▶ [Task] Keep only the lines that hold the string "Number", filtering out the rest of the entries below.

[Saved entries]

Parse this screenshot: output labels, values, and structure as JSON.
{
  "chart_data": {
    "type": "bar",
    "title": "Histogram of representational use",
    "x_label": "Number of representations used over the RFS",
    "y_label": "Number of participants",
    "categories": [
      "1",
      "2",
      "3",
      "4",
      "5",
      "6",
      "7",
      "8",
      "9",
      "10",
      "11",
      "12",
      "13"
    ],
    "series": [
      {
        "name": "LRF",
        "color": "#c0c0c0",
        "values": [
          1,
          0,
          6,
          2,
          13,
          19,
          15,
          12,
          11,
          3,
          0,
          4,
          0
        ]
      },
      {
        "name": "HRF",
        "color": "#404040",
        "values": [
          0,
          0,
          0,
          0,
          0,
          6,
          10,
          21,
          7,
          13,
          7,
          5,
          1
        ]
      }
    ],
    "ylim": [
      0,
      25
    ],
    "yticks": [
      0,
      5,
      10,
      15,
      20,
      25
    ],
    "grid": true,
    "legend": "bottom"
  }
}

▶ [Solved problem]
    "x_label": "Number of representations used over the RFS",
    "y_label": "Number of participants",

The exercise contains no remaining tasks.